The task
Copy these lines word for word, from the start of the data up to and including the line with "row-label: Diwali [148, 431, 197, 452]".

Records for this exercise
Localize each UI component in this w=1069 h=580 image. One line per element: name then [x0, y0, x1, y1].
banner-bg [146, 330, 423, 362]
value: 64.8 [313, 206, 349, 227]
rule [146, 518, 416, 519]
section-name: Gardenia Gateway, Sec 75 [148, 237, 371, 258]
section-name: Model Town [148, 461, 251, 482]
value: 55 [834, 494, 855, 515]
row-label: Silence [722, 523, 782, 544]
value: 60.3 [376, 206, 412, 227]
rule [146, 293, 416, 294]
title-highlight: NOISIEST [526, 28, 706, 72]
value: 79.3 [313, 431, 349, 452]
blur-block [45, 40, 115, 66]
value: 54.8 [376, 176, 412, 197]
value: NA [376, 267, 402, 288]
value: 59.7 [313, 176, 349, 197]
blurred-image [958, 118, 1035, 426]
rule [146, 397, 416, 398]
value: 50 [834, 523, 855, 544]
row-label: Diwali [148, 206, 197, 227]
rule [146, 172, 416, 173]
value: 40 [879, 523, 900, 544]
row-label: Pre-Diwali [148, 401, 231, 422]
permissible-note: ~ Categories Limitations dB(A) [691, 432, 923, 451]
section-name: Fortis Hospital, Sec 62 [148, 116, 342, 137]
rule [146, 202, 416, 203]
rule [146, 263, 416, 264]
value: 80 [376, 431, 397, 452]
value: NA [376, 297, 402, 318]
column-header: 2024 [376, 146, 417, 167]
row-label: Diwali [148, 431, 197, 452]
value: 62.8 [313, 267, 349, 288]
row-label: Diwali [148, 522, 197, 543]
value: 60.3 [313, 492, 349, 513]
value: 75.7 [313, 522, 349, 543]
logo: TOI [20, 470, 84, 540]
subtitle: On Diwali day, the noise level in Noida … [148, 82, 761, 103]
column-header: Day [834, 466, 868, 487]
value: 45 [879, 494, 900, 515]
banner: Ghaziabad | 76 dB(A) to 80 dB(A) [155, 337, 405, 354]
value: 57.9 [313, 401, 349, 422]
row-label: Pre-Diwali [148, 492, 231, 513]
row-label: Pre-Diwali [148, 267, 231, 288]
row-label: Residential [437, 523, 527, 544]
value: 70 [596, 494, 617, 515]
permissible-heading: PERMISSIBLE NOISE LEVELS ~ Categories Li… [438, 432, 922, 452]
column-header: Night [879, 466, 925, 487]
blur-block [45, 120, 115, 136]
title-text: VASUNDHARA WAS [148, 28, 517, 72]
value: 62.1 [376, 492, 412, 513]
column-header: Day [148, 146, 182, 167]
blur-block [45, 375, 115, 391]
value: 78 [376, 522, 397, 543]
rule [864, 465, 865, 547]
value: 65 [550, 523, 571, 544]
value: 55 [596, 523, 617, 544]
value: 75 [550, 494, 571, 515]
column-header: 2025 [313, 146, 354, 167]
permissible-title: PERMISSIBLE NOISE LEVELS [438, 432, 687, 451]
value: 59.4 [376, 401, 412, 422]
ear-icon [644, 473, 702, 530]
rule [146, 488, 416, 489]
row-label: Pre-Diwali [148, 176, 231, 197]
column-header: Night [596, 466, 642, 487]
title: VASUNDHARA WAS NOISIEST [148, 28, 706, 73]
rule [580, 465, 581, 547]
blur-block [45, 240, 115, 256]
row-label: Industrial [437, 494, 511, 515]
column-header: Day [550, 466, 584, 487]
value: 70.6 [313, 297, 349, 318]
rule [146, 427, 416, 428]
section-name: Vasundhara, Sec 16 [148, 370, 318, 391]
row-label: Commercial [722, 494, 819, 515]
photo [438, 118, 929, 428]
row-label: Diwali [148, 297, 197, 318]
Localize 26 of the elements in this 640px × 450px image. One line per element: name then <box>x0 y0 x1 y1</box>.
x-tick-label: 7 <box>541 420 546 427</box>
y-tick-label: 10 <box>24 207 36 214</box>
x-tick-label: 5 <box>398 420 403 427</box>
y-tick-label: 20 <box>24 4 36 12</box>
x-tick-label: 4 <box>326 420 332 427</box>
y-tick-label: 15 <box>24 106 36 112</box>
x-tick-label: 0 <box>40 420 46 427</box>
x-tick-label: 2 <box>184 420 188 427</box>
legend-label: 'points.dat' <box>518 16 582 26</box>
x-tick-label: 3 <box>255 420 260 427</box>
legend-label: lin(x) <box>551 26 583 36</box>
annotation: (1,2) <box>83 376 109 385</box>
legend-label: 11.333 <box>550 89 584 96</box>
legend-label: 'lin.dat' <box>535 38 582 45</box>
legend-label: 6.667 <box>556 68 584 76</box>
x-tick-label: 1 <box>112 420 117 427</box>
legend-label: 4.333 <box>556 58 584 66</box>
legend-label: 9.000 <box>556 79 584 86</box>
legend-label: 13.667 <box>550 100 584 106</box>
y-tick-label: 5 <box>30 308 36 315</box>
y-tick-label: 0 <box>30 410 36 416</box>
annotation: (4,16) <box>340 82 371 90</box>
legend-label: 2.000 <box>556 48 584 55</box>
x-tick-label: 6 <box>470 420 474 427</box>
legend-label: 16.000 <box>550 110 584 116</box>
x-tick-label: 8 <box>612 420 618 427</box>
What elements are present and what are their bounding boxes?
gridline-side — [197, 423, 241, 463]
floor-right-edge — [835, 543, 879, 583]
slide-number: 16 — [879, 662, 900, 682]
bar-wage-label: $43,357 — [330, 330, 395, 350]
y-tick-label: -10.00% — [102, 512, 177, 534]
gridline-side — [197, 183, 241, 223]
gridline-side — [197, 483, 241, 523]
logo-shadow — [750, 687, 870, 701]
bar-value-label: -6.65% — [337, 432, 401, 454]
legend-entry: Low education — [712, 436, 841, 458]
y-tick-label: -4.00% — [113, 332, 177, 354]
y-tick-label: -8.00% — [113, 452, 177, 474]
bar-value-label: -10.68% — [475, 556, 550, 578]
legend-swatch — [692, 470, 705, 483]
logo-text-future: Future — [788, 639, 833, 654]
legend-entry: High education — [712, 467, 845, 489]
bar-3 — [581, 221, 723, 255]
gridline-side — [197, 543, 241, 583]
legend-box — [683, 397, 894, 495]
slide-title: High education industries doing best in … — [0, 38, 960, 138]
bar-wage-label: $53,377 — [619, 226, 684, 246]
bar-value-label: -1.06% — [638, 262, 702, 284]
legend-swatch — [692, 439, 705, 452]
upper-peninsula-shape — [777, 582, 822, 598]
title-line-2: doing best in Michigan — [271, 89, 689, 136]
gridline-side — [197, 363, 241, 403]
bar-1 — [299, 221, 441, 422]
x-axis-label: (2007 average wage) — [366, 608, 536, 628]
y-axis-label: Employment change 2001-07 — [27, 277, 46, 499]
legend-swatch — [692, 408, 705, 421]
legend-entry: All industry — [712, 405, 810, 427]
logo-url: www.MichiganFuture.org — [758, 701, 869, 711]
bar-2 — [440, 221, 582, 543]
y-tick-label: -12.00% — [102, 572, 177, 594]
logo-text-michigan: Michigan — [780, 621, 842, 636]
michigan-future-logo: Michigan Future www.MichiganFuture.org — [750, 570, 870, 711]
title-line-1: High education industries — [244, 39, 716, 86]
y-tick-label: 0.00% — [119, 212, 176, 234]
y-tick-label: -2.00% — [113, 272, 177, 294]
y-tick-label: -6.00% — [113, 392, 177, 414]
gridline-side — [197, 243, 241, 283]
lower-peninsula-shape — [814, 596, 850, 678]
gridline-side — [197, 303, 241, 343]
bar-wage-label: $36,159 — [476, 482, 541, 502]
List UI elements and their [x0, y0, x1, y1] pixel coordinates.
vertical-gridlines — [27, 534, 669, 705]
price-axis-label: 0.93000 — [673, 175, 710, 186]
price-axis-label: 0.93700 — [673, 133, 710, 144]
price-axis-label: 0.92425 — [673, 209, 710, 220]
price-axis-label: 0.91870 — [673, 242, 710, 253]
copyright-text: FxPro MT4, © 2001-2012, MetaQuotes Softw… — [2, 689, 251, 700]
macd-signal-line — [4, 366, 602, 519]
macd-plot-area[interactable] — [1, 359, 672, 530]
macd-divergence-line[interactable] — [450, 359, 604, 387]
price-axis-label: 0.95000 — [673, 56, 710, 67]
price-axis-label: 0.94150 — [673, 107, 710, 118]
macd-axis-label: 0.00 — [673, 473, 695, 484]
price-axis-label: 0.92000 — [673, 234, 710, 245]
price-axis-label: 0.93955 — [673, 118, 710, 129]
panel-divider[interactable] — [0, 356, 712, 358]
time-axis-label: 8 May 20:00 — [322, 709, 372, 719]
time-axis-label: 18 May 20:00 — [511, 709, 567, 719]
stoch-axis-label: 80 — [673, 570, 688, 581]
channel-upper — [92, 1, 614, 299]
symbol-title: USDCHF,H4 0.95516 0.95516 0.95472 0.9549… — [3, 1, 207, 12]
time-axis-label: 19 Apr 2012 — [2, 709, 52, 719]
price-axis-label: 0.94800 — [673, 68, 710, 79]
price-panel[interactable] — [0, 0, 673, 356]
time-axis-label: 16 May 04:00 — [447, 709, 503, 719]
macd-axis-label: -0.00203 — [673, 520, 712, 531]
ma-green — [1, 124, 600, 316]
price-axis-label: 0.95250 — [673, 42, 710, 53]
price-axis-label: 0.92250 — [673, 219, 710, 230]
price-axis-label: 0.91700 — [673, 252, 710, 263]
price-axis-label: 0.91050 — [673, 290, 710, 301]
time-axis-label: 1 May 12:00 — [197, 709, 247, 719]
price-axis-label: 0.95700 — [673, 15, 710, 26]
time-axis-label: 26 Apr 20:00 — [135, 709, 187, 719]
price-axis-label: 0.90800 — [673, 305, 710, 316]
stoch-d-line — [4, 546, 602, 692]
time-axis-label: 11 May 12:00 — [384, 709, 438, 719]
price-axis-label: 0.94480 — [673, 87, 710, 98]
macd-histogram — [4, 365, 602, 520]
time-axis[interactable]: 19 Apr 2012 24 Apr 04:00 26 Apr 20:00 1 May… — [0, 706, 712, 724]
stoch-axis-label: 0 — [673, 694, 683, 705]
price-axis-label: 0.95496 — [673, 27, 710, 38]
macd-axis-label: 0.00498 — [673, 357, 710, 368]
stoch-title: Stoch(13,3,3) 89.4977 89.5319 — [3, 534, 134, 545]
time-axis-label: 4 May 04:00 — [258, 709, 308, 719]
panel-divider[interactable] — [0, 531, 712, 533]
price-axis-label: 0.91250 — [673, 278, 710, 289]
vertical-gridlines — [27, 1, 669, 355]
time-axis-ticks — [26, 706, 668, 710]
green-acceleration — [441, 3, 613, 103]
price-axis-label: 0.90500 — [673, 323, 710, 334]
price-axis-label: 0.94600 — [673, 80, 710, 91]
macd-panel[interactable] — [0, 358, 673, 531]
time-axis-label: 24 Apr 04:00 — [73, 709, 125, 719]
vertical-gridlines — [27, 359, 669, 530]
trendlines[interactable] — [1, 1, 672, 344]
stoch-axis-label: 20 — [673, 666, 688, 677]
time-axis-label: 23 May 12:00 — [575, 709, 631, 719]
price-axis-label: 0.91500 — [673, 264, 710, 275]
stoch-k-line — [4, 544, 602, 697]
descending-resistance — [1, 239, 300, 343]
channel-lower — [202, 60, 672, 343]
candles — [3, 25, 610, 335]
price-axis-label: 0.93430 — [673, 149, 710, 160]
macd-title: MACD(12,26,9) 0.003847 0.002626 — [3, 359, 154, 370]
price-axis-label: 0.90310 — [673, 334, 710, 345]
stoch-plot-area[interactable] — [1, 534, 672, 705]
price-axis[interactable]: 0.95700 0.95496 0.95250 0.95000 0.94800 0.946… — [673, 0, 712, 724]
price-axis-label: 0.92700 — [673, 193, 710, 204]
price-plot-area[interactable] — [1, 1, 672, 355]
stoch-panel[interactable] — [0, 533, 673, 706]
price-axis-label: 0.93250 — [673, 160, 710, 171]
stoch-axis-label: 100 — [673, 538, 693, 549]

Solved exercise
Localize each UI component in this w=1069 h=580 image. One line per element: name then [x0, y0, x1, y1].
banner-bg [146, 330, 423, 362]
value: 64.8 [313, 206, 349, 227]
rule [146, 518, 416, 519]
section-name: Gardenia Gateway, Sec 75 [148, 237, 371, 258]
section-name: Model Town [148, 461, 251, 482]
value: 55 [834, 494, 855, 515]
row-label: Silence [722, 523, 782, 544]
value: 60.3 [376, 206, 412, 227]
rule [146, 293, 416, 294]
title-highlight: NOISIEST [526, 28, 706, 72]
value: 79.3 [313, 431, 349, 452]
blur-block [45, 40, 115, 66]
value: 54.8 [376, 176, 412, 197]
value: NA [376, 267, 402, 288]
value: 59.7 [313, 176, 349, 197]
blurred-image [958, 118, 1035, 426]
rule [146, 397, 416, 398]
value: 50 [834, 523, 855, 544]
row-label: Diwali [148, 206, 197, 227]
rule [146, 172, 416, 173]
value: 40 [879, 523, 900, 544]
row-label: Pre-Diwali [148, 401, 231, 422]
permissible-note: ~ Categories Limitations dB(A) [691, 432, 923, 451]
section-name: Fortis Hospital, Sec 62 [148, 116, 342, 137]
rule [146, 202, 416, 203]
rule [146, 263, 416, 264]
value: 80 [376, 431, 397, 452]
value: NA [376, 297, 402, 318]
column-header: 2024 [376, 146, 417, 167]
row-label: Diwali [148, 431, 197, 452]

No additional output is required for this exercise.